## YOUR GOAL
Report, word for word, every line of the material that contains "Marie".

## Lines of data
____

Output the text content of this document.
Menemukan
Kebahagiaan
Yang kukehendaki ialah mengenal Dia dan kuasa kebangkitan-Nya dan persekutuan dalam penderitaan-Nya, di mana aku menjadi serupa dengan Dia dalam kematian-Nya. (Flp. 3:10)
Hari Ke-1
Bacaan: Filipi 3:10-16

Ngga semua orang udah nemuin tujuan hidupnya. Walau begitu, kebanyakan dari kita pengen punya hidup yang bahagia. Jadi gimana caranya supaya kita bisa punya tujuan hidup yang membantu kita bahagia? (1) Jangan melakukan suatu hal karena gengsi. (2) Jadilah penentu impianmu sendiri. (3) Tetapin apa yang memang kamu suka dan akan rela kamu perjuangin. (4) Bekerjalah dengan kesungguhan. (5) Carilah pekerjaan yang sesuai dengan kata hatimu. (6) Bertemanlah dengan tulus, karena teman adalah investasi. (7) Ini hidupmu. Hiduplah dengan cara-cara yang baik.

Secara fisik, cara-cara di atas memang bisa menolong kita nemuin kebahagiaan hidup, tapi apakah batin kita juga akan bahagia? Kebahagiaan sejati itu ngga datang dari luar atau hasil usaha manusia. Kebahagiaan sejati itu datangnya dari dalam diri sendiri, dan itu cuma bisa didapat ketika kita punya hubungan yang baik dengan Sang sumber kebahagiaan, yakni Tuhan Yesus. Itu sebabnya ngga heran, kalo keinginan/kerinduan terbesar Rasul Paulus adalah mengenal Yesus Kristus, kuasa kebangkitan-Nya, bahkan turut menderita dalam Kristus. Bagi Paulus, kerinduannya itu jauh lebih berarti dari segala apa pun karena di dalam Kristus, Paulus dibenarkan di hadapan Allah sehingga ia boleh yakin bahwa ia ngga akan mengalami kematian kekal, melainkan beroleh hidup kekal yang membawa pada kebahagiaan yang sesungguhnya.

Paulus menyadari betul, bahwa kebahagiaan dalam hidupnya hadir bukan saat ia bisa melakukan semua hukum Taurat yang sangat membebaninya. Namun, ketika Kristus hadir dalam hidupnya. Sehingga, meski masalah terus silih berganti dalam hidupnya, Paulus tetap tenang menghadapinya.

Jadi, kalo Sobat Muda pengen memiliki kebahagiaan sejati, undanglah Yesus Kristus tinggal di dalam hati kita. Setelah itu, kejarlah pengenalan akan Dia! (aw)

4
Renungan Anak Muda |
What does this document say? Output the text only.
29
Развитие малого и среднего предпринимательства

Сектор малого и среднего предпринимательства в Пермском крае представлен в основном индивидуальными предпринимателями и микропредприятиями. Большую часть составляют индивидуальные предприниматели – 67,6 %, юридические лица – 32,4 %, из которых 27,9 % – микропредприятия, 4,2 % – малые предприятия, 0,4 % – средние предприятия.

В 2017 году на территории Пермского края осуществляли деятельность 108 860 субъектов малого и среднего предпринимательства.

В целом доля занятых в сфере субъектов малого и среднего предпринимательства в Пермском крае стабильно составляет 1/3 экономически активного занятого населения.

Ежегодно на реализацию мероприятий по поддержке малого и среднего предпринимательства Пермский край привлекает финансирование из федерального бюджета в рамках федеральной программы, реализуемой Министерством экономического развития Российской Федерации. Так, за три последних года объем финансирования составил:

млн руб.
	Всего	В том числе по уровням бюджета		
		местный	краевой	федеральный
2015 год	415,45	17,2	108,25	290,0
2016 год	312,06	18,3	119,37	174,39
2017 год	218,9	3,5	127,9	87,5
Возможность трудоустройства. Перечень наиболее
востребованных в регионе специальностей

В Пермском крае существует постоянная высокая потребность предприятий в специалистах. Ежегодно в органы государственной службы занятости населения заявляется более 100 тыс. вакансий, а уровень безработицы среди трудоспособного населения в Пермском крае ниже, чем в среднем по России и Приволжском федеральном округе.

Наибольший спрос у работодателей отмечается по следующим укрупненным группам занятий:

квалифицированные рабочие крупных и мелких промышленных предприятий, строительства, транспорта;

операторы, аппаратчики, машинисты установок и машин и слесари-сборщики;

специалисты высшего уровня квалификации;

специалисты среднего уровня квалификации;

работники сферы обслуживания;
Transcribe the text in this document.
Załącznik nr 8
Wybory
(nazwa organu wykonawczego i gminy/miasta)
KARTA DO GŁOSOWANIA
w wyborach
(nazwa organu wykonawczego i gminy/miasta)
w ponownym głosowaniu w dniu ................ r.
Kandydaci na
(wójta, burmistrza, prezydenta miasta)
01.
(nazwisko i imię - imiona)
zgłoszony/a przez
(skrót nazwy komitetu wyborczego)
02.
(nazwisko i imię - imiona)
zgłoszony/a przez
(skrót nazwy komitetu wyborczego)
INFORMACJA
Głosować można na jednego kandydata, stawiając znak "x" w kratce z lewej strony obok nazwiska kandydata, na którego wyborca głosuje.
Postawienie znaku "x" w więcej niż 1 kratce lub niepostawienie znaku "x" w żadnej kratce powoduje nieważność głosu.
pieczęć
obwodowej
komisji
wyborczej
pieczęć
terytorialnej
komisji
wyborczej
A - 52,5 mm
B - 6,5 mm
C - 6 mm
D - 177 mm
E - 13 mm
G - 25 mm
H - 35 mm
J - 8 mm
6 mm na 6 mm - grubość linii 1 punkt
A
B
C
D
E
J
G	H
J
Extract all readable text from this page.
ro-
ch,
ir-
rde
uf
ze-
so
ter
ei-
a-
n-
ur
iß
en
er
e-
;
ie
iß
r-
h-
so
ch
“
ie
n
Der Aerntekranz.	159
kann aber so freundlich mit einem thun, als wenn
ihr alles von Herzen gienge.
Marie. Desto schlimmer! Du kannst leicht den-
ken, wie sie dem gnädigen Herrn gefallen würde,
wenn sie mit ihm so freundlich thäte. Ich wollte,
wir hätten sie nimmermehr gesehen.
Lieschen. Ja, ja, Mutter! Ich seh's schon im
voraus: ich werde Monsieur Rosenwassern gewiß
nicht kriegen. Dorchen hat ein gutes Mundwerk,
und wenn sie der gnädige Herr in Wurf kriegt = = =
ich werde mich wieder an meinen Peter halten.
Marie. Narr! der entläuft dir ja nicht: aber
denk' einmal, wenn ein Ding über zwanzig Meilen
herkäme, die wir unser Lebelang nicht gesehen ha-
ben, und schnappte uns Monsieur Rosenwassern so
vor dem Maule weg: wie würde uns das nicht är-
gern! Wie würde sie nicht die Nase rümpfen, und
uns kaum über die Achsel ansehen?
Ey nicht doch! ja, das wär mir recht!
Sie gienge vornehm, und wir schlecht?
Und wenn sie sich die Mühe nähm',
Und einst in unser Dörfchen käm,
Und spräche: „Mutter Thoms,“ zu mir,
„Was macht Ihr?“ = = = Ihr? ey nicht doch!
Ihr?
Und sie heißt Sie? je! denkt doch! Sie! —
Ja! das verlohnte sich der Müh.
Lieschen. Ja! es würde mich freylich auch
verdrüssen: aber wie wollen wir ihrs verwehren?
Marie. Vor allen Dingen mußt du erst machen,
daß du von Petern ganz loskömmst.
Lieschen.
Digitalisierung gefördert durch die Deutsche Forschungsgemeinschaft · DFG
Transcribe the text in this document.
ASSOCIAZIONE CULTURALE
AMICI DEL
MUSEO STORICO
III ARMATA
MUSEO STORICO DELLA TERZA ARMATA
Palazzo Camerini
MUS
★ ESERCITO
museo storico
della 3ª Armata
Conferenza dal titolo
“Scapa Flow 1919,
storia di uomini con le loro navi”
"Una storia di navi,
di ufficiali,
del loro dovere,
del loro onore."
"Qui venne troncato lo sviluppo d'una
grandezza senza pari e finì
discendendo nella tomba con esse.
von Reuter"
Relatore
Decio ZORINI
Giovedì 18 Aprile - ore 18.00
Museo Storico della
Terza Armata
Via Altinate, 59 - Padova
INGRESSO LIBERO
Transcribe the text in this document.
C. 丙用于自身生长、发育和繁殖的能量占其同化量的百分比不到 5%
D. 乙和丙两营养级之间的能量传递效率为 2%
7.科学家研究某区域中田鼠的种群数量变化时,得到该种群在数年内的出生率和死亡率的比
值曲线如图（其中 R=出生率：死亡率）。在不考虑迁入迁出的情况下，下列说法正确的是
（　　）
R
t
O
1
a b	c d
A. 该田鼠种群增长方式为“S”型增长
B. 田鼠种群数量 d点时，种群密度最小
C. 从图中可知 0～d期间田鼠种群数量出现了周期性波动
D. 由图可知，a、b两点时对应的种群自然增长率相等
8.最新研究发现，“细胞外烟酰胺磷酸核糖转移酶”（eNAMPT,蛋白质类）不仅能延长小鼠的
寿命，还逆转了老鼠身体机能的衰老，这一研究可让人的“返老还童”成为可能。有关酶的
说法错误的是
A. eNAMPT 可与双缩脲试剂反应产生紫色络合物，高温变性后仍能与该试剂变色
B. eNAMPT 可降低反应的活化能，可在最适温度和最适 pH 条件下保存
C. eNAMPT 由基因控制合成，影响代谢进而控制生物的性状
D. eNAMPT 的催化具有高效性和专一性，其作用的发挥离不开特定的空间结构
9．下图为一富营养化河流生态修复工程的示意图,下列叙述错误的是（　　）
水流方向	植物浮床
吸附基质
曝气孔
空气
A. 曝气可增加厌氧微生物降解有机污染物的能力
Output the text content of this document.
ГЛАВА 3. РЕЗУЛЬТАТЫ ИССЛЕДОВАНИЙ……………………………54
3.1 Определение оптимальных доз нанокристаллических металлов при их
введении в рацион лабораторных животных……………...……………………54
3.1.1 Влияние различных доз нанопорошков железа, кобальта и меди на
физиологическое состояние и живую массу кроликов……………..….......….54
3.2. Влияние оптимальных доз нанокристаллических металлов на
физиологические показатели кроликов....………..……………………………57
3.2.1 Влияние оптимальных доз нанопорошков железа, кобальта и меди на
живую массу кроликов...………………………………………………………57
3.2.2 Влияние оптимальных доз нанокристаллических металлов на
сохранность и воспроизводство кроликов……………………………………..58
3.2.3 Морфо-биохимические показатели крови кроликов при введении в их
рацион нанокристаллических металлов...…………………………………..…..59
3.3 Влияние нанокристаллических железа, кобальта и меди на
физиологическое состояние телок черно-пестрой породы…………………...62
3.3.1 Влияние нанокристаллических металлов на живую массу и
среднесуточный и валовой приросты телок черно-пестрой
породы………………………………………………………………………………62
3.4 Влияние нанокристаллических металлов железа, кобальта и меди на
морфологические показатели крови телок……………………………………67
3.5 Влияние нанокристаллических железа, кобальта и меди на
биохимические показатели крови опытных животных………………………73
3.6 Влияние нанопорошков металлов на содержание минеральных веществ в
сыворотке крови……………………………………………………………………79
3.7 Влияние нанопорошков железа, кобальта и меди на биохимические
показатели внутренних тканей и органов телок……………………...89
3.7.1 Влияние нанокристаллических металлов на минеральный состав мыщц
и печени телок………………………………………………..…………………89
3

____

## WRITTEN RESPONSE
Marie. Desto schlimmer! Du kannst leicht den-
Marie. Narr! der entläuft dir ja nicht: aber
Marie. Vor allen Dingen mußt du erst machen,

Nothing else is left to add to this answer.